From the printing-system text, extract word for word the passage between "In another aspect, the" and "the marking engines.", inclusive.

> Text extract:
──────────────────────────────

In another aspect, two or more consumables are incorporated into a single replacement module. For example, cyan, magenta, and yellow marking materials are housed in a single replacement cartridge, which is replaced as a unit. Or, a photoreceptor may be bundled with a belt cleaner. In such instances, the scheduling system may balance consumable usage among the marking engines such that each of the consumables in a single cartridge are depleted at approximately the same time.
In another aspect, the scheduling system enters a balancing mode only when the consumable to be balanced is reaching depletion. For example, balancing may commence when less than 50% or less than 10% of the toner remains in the cartridge of one of the marking engines.
With reference to FIG. 1, an exemplary printing system 10 in which the scheduling system and scheduling methods disclosed herein may be employed is shown. The printing system may be a printer, copier, or a multifunction device having both printing and copying capabilities. The illustrated printing system 10 is a modular system and includes a plurality of processing units, such as a print media source 12, a plurality of marking engines 14, 16, 18, and an output destination 20, such as a finisher. The processing units 12, 14, 16, 18, and 20 are all interconnected by a print media conveyor 22. In some embodiments, one or more of the processing units 12, 14, 16, 18, 20 are removable processing units. For example, the functional portion of a processing unit may be removed, leaving only the external housing or mounting fixture through which the print media conveyor 22 passes. In this manner, for example, the functional portion can be removed for repair, or can be replaced to effectuate an upgrade or modification of the printing system 10.

──────────────────────────────

> Information provided:
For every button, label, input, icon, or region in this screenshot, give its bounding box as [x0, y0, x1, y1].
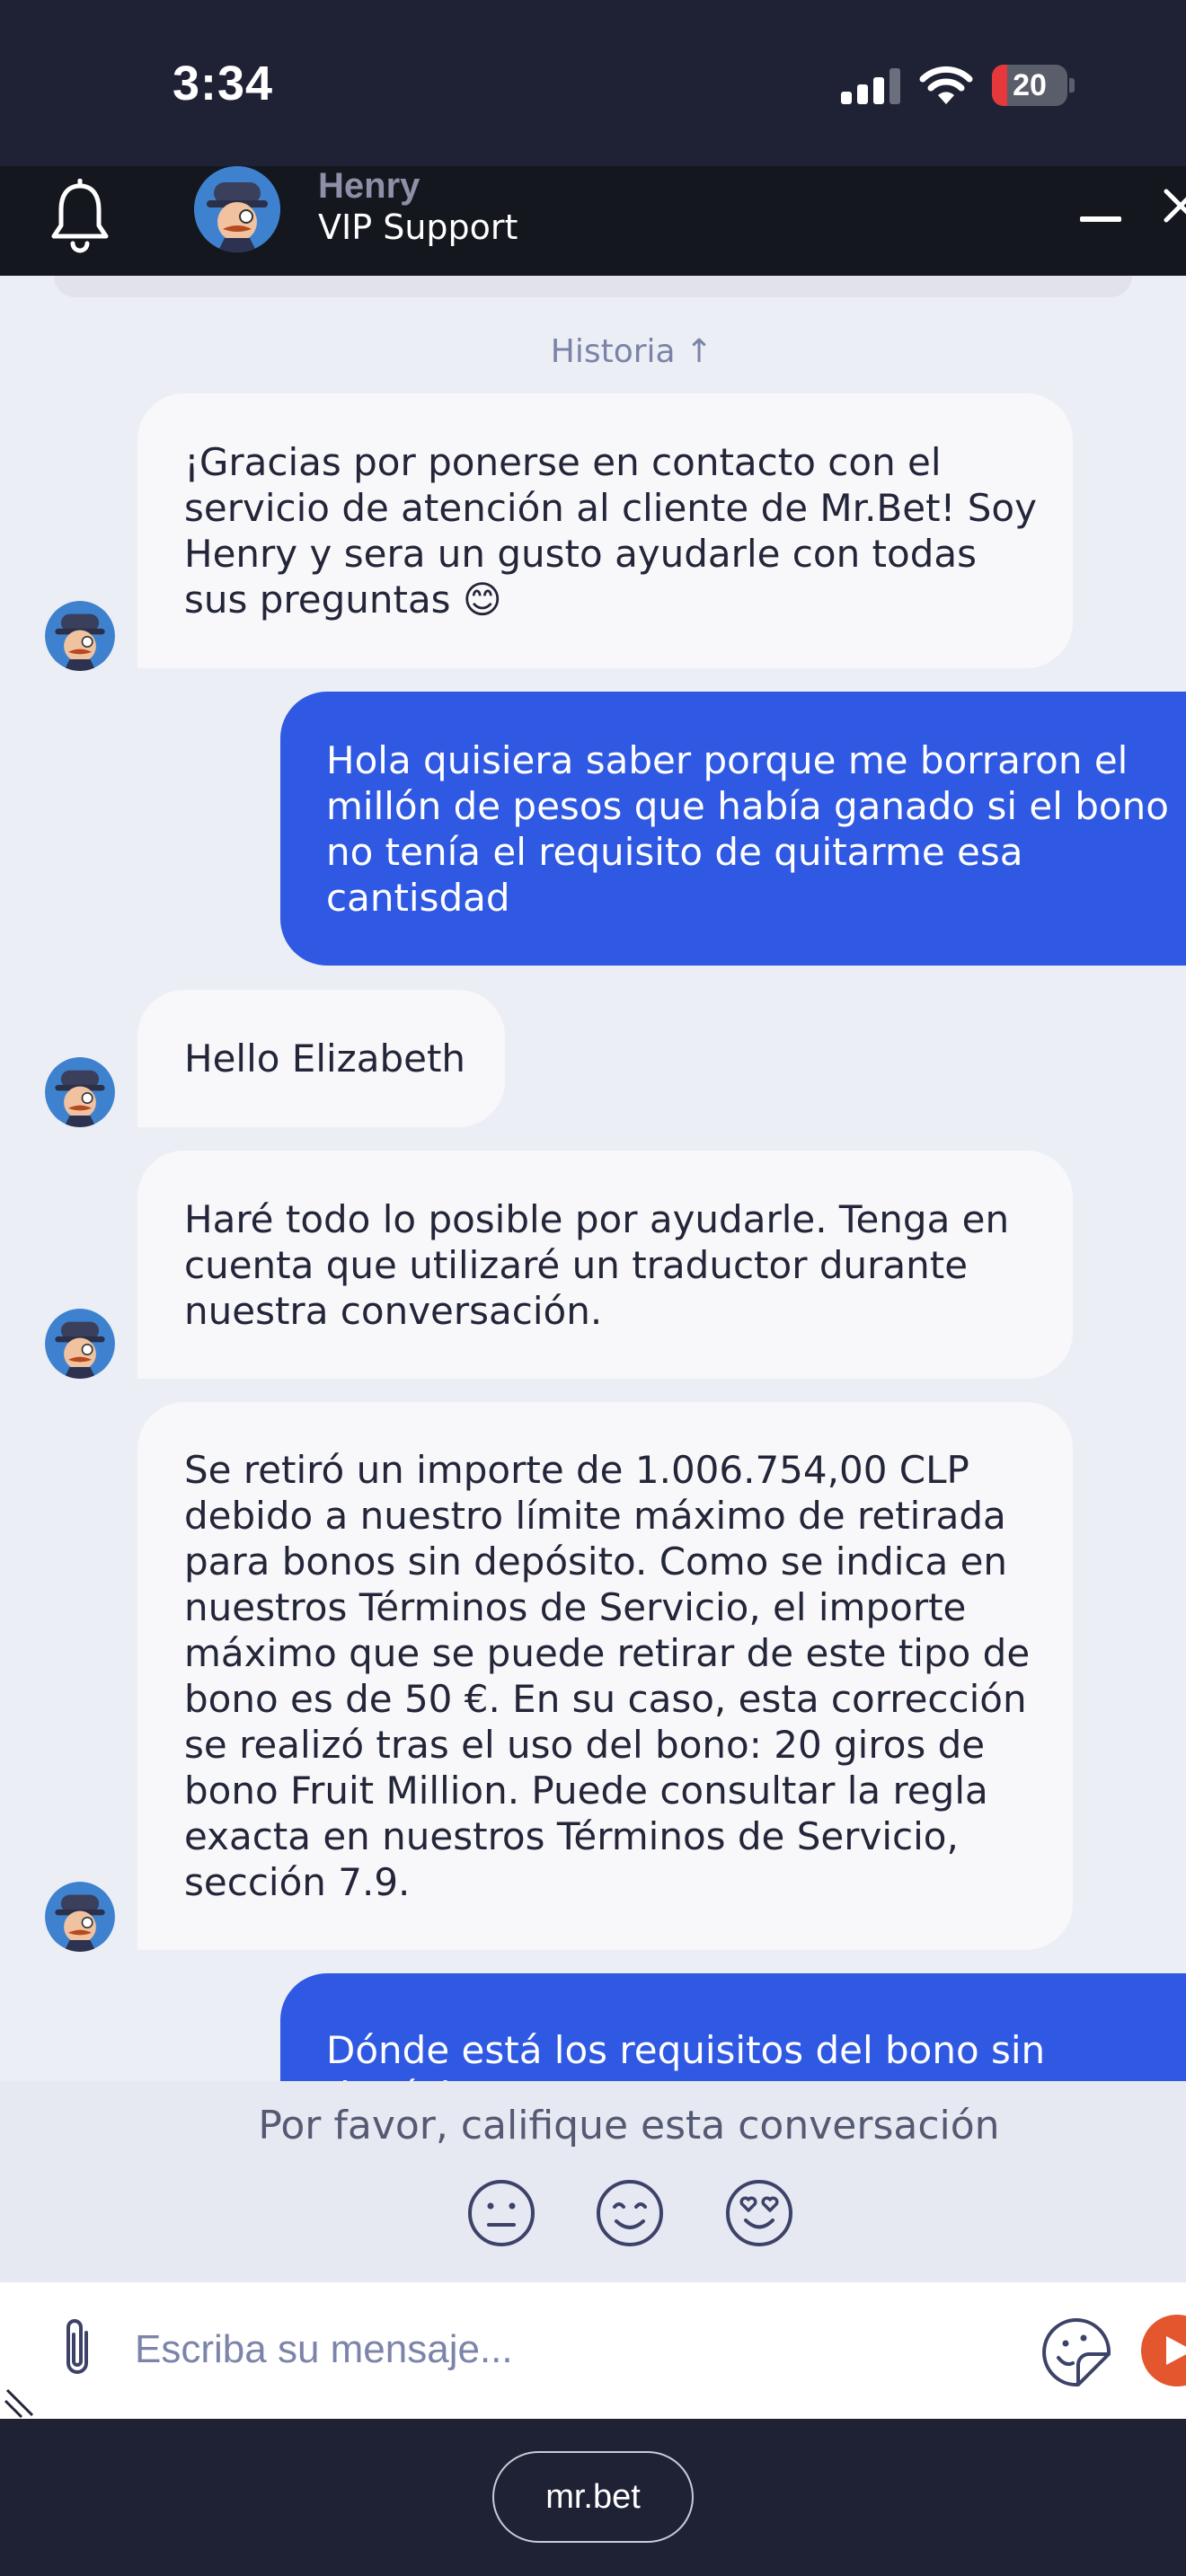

──────────────────────────────

> Output:
In another aspect, the scheduling system enters a balancing mode only when the consumable to be balanced is reaching depletion. For example, balancing may commence when less than 50% or less than 10% of the toner remains in the cartridge of one of the marking engines.